__Your goal__: Line by line, repeat the material below exactly and leave the images out.
***** Input data *****
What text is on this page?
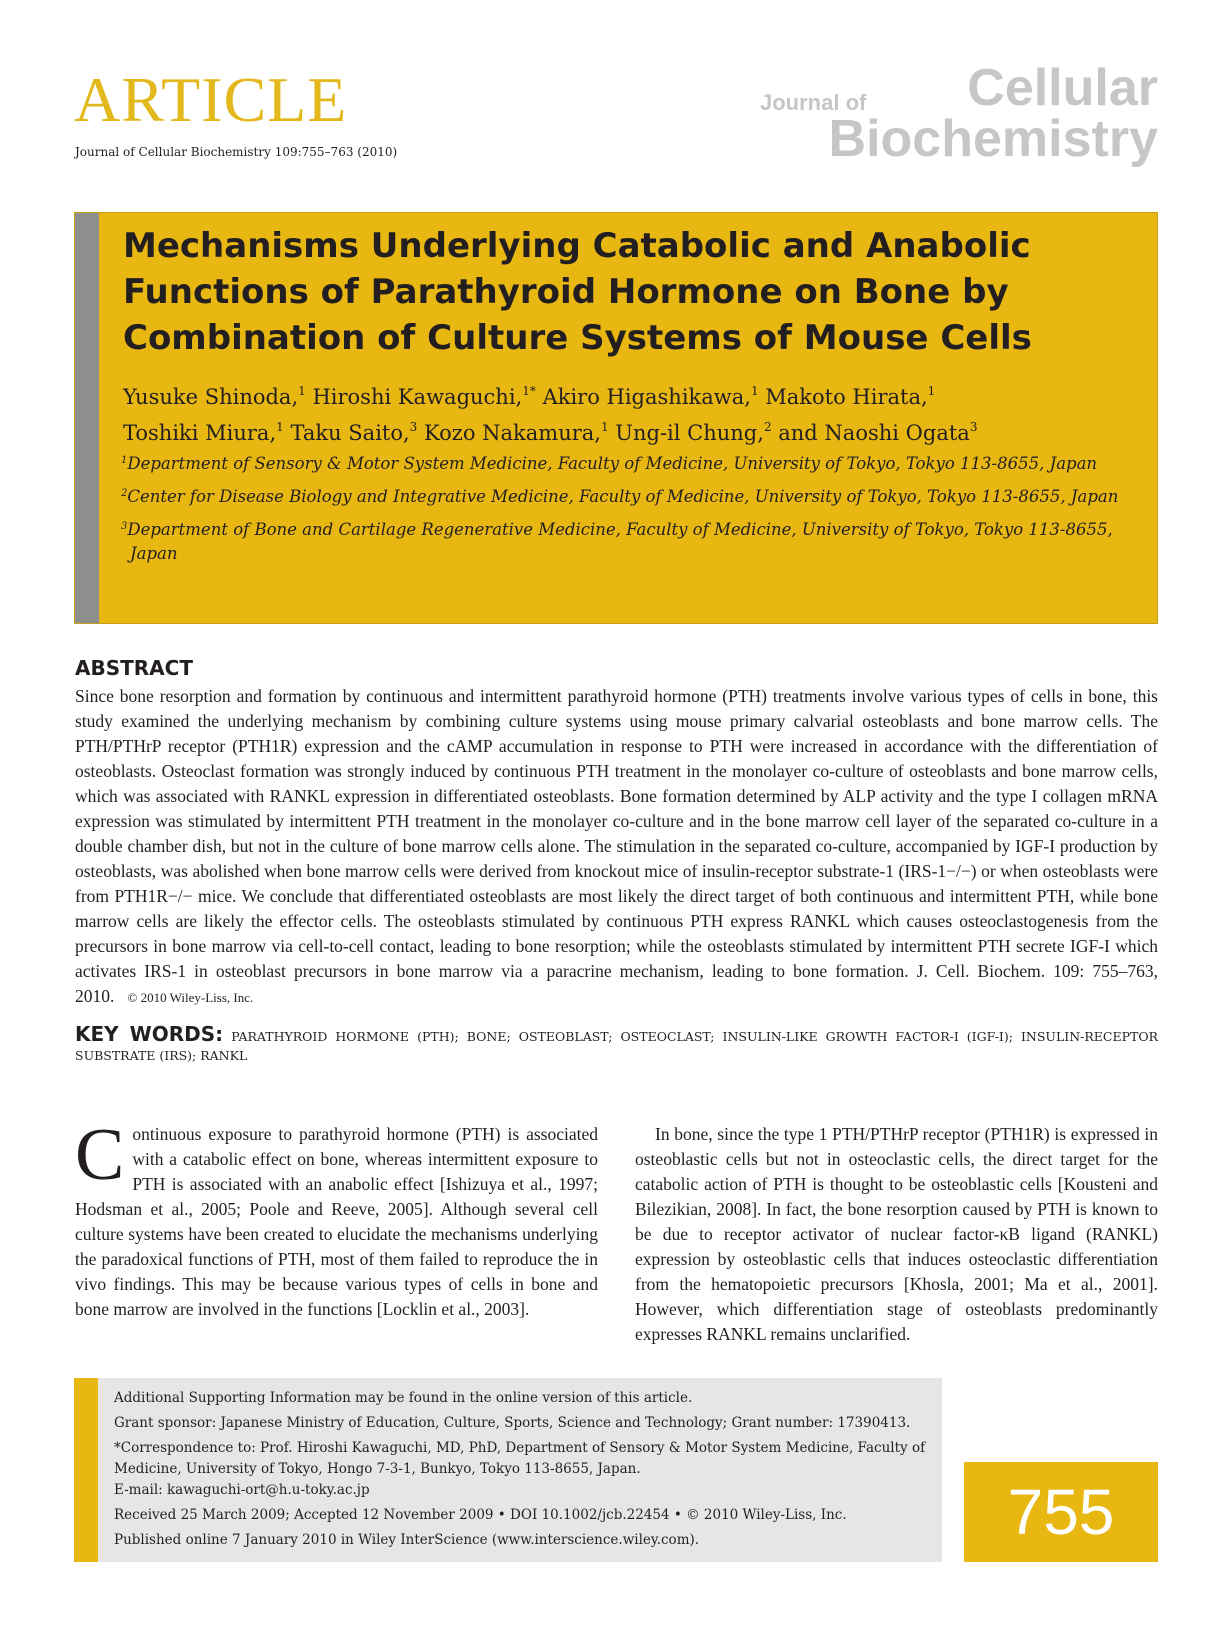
ARTICLE
Journal of Cellular Biochemistry 109:755–763 (2010)
Journal of Cellular
Biochemistry
Mechanisms Underlying Catabolic and Anabolic Functions of Parathyroid Hormone on Bone by Combination of Culture Systems of Mouse Cells
Yusuke Shinoda,$^1$ Hiroshi Kawaguchi,$^{1*}$ Akiro Higashikawa,$^1$ Makoto Hirata,$^1$
Toshiki Miura,$^1$ Taku Saito,$^3$ Kozo Nakamura,$^1$ Ung-il Chung,$^2$ and Naoshi Ogata$^3$
$^1$Department of Sensory & Motor System Medicine, Faculty of Medicine, University of Tokyo, Tokyo 113-8655, Japan
$^2$Center for Disease Biology and Integrative Medicine, Faculty of Medicine, University of Tokyo, Tokyo 113-8655, Japan
$^3$Department of Bone and Cartilage Regenerative Medicine, Faculty of Medicine, University of Tokyo, Tokyo 113-8655, Japan
ABSTRACT

Since bone resorption and formation by continuous and intermittent parathyroid hormone (PTH) treatments involve various types of cells in bone, this study examined the underlying mechanism by combining culture systems using mouse primary calvarial osteoblasts and bone marrow cells. The PTH/PTHrP receptor (PTH1R) expression and the cAMP accumulation in response to PTH were increased in accordance with the differentiation of osteoblasts. Osteoclast formation was strongly induced by continuous PTH treatment in the monolayer co-culture of osteoblasts and bone marrow cells, which was associated with RANKL expression in differentiated osteoblasts. Bone formation determined by ALP activity and the type I collagen mRNA expression was stimulated by intermittent PTH treatment in the monolayer co-culture and in the bone marrow cell layer of the separated co-culture in a double chamber dish, but not in the culture of bone marrow cells alone. The stimulation in the separated co-culture, accompanied by IGF-I production by osteoblasts, was abolished when bone marrow cells were derived from knockout mice of insulin-receptor substrate-1 (IRS-1−/−) or when osteoblasts were from PTH1R−/− mice. We conclude that differentiated osteoblasts are most likely the direct target of both continuous and intermittent PTH, while bone marrow cells are likely the effector cells. The osteoblasts stimulated by continuous PTH express RANKL which causes osteoclastogenesis from the precursors in bone marrow via cell-to-cell contact, leading to bone resorption; while the osteoblasts stimulated by intermittent PTH secrete IGF-I which activates IRS-1 in osteoblast precursors in bone marrow via a paracrine mechanism, leading to bone formation. J. Cell. Biochem. 109: 755–763, 2010. © 2010 Wiley-Liss, Inc.

KEY WORDS: PARATHYROID HORMONE (PTH); BONE; OSTEOBLAST; OSTEOCLAST; INSULIN-LIKE GROWTH FACTOR-I (IGF-I); INSULIN-RECEPTOR SUBSTRATE (IRS); RANKL

Continuous exposure to parathyroid hormone (PTH) is associated with a catabolic effect on bone, whereas intermittent exposure to PTH is associated with an anabolic effect [Ishizuya et al., 1997; Hodsman et al., 2005; Poole and Reeve, 2005]. Although several cell culture systems have been created to elucidate the mechanisms underlying the paradoxical functions of PTH, most of them failed to reproduce the in vivo findings. This may be because various types of cells in bone and bone marrow are involved in the functions [Locklin et al., 2003].
In bone, since the type 1 PTH/PTHrP receptor (PTH1R) is expressed in osteoblastic cells but not in osteoclastic cells, the direct target for the catabolic action of PTH is thought to be osteoblastic cells [Kousteni and Bilezikian, 2008]. In fact, the bone resorption caused by PTH is known to be due to receptor activator of nuclear factor-κB ligand (RANKL) expression by osteoblastic cells that induces osteoclastic differentiation from the hematopoietic precursors [Khosla, 2001; Ma et al., 2001]. However, which differentiation stage of osteoblasts predominantly expresses RANKL remains unclarified.

Additional Supporting Information may be found in the online version of this article.

Grant sponsor: Japanese Ministry of Education, Culture, Sports, Science and Technology; Grant number: 17390413.

*Correspondence to: Prof. Hiroshi Kawaguchi, MD, PhD, Department of Sensory & Motor System Medicine, Faculty of Medicine, University of Tokyo, Hongo 7-3-1, Bunkyo, Tokyo 113-8655, Japan.
E-mail: kawaguchi-ort@h.u-toky.ac.jp

Received 25 March 2009; Accepted 12 November 2009 • DOI 10.1002/jcb.22454 • © 2010 Wiley-Liss, Inc.

Published online 7 January 2010 in Wiley InterScience (www.interscience.wiley.com).	755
*****
__Answer to the exercise__:
What text is on this page?
ARTICLE
Journal of Cellular Biochemistry 109:755–763 (2010)
Journal of Cellular
Biochemistry
Mechanisms Underlying Catabolic and Anabolic Functions of Parathyroid Hormone on Bone by Combination of Culture Systems of Mouse Cells
Yusuke Shinoda,$^1$ Hiroshi Kawaguchi,$^{1*}$ Akiro Higashikawa,$^1$ Makoto Hirata,$^1$
Toshiki Miura,$^1$ Taku Saito,$^3$ Kozo Nakamura,$^1$ Ung-il Chung,$^2$ and Naoshi Ogata$^3$
$^1$Department of Sensory & Motor System Medicine, Faculty of Medicine, University of Tokyo, Tokyo 113-8655, Japan
$^2$Center for Disease Biology and Integrative Medicine, Faculty of Medicine, University of Tokyo, Tokyo 113-8655, Japan
$^3$Department of Bone and Cartilage Regenerative Medicine, Faculty of Medicine, University of Tokyo, Tokyo 113-8655, Japan
ABSTRACT

Since bone resorption and formation by continuous and intermittent parathyroid hormone (PTH) treatments involve various types of cells in bone, this study examined the underlying mechanism by combining culture systems using mouse primary calvarial osteoblasts and bone marrow cells. The PTH/PTHrP receptor (PTH1R) expression and the cAMP accumulation in response to PTH were increased in accordance with the differentiation of osteoblasts. Osteoclast formation was strongly induced by continuous PTH treatment in the monolayer co-culture of osteoblasts and bone marrow cells, which was associated with RANKL expression in differentiated osteoblasts. Bone formation determined by ALP activity and the type I collagen mRNA expression was stimulated by intermittent PTH treatment in the monolayer co-culture and in the bone marrow cell layer of the separated co-culture in a double chamber dish, but not in the culture of bone marrow cells alone. The stimulation in the separated co-culture, accompanied by IGF-I production by osteoblasts, was abolished when bone marrow cells were derived from knockout mice of insulin-receptor substrate-1 (IRS-1−/−) or when osteoblasts were from PTH1R−/− mice. We conclude that differentiated osteoblasts are most likely the direct target of both continuous and intermittent PTH, while bone marrow cells are likely the effector cells. The osteoblasts stimulated by continuous PTH express RANKL which causes osteoclastogenesis from the precursors in bone marrow via cell-to-cell contact, leading to bone resorption; while the osteoblasts stimulated by intermittent PTH secrete IGF-I which activates IRS-1 in osteoblast precursors in bone marrow via a paracrine mechanism, leading to bone formation. J. Cell. Biochem. 109: 755–763, 2010. © 2010 Wiley-Liss, Inc.

KEY WORDS: PARATHYROID HORMONE (PTH); BONE; OSTEOBLAST; OSTEOCLAST; INSULIN-LIKE GROWTH FACTOR-I (IGF-I); INSULIN-RECEPTOR SUBSTRATE (IRS); RANKL

Continuous exposure to parathyroid hormone (PTH) is associated with a catabolic effect on bone, whereas intermittent exposure to PTH is associated with an anabolic effect [Ishizuya et al., 1997; Hodsman et al., 2005; Poole and Reeve, 2005]. Although several cell culture systems have been created to elucidate the mechanisms underlying the paradoxical functions of PTH, most of them failed to reproduce the in vivo findings. This may be because various types of cells in bone and bone marrow are involved in the functions [Locklin et al., 2003].
In bone, since the type 1 PTH/PTHrP receptor (PTH1R) is expressed in osteoblastic cells but not in osteoclastic cells, the direct target for the catabolic action of PTH is thought to be osteoblastic cells [Kousteni and Bilezikian, 2008]. In fact, the bone resorption caused by PTH is known to be due to receptor activator of nuclear factor-κB ligand (RANKL) expression by osteoblastic cells that induces osteoclastic differentiation from the hematopoietic precursors [Khosla, 2001; Ma et al., 2001]. However, which differentiation stage of osteoblasts predominantly expresses RANKL remains unclarified.

Additional Supporting Information may be found in the online version of this article.

Grant sponsor: Japanese Ministry of Education, Culture, Sports, Science and Technology; Grant number: 17390413.

*Correspondence to: Prof. Hiroshi Kawaguchi, MD, PhD, Department of Sensory & Motor System Medicine, Faculty of Medicine, University of Tokyo, Hongo 7-3-1, Bunkyo, Tokyo 113-8655, Japan.
E-mail: kawaguchi-ort@h.u-toky.ac.jp

Received 25 March 2009; Accepted 12 November 2009 • DOI 10.1002/jcb.22454 • © 2010 Wiley-Liss, Inc.

Published online 7 January 2010 in Wiley InterScience (www.interscience.wiley.com).	755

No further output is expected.